Give back exactly the lines from the one containing "Convert this chart" through the end of the records, including both, and no others.

Items listed in a dataset:
--- Start ---

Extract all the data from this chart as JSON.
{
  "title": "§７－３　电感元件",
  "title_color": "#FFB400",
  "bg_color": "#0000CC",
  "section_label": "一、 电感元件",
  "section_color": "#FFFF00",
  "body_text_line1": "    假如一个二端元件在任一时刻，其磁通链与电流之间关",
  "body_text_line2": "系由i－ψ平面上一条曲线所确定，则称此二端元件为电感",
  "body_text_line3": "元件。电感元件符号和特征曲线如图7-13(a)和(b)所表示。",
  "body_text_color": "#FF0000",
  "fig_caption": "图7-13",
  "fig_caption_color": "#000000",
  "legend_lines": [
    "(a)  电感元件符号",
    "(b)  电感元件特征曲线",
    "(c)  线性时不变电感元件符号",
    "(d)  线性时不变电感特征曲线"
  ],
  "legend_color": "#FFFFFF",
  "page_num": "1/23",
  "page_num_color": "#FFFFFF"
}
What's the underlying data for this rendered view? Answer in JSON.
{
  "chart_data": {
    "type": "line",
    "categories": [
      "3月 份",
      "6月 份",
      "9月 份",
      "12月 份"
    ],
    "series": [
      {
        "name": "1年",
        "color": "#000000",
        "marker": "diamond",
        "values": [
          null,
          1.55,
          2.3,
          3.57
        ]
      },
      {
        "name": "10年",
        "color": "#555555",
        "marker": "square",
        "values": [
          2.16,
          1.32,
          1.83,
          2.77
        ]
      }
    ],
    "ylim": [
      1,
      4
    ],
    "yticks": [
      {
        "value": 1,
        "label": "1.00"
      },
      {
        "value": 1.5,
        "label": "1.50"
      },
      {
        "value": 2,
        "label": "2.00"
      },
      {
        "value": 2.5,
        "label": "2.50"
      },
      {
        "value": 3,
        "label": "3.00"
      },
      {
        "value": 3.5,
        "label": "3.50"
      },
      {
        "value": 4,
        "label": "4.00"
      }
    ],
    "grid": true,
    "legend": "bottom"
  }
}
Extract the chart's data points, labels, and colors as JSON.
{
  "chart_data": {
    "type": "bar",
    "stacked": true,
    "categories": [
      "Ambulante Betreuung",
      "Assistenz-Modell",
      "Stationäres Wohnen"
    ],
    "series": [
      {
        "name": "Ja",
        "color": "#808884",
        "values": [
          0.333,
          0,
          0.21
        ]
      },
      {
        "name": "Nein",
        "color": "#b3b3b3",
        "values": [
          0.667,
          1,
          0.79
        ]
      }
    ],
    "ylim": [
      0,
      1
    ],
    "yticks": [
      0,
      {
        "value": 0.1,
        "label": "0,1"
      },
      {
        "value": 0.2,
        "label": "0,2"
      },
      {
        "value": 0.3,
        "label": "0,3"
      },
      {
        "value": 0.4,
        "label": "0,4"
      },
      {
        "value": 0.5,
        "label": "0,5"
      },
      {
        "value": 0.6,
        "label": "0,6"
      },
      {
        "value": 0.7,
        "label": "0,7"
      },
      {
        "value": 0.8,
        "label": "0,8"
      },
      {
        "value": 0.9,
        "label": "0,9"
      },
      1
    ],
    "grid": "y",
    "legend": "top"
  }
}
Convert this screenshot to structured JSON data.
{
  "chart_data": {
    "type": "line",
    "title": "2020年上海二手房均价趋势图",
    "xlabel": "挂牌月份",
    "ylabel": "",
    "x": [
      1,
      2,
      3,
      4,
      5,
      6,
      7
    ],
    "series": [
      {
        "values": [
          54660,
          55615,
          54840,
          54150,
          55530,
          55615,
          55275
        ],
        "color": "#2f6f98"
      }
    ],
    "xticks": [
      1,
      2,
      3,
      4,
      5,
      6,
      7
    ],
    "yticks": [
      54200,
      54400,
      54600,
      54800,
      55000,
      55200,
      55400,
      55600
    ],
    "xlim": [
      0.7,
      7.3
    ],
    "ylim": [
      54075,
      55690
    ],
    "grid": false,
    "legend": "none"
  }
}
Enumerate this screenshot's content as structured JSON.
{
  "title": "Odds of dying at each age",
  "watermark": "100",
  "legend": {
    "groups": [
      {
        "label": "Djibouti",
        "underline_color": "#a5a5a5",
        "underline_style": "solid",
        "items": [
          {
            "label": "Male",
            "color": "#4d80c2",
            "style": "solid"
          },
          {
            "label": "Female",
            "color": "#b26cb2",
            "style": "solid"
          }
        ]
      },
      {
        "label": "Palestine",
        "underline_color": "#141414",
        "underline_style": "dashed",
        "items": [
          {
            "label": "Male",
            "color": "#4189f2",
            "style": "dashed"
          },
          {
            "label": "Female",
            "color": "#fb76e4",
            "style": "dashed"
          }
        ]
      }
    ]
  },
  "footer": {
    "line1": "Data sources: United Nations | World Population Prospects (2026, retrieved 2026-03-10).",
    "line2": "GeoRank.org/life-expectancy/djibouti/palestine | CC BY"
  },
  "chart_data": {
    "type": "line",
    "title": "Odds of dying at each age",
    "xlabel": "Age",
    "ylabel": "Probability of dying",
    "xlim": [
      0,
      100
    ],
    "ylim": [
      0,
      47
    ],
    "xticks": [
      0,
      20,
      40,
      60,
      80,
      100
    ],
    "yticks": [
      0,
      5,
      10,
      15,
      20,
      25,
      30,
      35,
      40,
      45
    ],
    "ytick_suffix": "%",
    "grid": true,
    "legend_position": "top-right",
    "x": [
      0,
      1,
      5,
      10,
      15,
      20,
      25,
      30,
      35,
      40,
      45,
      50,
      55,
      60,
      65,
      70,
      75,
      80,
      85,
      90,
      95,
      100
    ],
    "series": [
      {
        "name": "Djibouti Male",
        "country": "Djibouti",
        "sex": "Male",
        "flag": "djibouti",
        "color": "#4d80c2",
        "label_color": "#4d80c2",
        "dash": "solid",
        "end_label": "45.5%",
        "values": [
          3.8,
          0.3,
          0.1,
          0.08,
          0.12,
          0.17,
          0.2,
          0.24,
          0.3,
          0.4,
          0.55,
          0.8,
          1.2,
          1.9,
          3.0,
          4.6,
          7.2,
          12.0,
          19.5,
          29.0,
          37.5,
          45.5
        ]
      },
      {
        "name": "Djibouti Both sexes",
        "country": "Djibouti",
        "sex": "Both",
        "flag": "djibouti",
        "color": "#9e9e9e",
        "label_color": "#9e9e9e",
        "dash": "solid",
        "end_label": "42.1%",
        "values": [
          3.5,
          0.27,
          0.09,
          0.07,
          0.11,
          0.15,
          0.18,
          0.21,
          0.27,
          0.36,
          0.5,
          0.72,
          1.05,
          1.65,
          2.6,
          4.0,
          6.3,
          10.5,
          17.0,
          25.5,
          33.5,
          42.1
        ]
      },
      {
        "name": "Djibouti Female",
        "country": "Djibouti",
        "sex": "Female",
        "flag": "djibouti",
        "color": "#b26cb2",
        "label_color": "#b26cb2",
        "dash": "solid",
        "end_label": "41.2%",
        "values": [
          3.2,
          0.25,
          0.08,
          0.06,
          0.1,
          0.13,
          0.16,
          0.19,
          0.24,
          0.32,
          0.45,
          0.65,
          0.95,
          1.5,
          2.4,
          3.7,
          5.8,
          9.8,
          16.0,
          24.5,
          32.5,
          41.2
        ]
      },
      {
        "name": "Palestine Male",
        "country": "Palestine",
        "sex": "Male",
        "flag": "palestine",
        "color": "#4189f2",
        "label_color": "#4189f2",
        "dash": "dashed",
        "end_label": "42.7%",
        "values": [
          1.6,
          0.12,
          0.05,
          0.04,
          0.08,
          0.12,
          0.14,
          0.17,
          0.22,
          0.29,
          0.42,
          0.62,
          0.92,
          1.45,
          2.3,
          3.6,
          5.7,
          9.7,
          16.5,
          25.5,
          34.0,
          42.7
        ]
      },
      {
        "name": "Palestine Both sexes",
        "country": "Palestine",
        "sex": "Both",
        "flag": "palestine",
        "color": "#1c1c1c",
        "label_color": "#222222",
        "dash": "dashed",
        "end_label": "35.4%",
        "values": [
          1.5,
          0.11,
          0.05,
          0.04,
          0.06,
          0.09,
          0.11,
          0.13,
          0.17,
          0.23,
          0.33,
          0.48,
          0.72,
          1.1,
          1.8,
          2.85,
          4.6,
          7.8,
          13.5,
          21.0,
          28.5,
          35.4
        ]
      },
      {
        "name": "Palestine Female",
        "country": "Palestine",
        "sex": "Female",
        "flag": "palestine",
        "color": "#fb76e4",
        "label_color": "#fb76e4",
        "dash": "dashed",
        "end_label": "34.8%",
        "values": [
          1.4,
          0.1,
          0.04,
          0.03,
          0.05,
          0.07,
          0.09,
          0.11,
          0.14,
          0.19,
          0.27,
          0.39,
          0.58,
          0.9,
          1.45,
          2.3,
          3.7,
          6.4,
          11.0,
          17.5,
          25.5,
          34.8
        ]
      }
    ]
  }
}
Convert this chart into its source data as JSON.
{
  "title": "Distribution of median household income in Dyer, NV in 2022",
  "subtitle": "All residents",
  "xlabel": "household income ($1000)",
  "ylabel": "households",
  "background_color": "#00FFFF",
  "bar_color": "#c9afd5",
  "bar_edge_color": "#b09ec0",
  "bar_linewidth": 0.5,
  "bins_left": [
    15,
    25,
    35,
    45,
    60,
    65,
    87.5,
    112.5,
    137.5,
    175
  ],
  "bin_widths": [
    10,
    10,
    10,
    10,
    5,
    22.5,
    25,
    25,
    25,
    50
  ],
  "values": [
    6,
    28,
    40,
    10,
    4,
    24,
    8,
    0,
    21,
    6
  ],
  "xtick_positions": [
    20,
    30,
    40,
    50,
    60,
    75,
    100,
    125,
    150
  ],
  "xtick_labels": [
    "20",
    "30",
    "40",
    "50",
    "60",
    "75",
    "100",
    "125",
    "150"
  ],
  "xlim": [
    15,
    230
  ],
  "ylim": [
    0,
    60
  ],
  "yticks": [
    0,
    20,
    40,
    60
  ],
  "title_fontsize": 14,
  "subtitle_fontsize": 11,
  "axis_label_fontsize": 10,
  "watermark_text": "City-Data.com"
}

--- End ---

[RESPONSE]
Convert this chart into its source data as JSON.
{
  "title": "Distribution of median household income in Dyer, NV in 2022",
  "subtitle": "All residents",
  "xlabel": "household income ($1000)",
  "ylabel": "households",
  "background_color": "#00FFFF",
  "bar_color": "#c9afd5",
  "bar_edge_color": "#b09ec0",
  "bar_linewidth": 0.5,
  "bins_left": [
    15,
    25,
    35,
    45,
    60,
    65,
    87.5,
    112.5,
    137.5,
    175
  ],
  "bin_widths": [
    10,
    10,
    10,
    10,
    5,
    22.5,
    25,
    25,
    25,
    50
  ],
  "values": [
    6,
    28,
    40,
    10,
    4,
    24,
    8,
    0,
    21,
    6
  ],
  "xtick_positions": [
    20,
    30,
    40,
    50,
    60,
    75,
    100,
    125,
    150
  ],
  "xtick_labels": [
    "20",
    "30",
    "40",
    "50",
    "60",
    "75",
    "100",
    "125",
    "150"
  ],
  "xlim": [
    15,
    230
  ],
  "ylim": [
    0,
    60
  ],
  "yticks": [
    0,
    20,
    40,
    60
  ],
  "title_fontsize": 14,
  "subtitle_fontsize": 11,
  "axis_label_fontsize": 10,
  "watermark_text": "City-Data.com"
}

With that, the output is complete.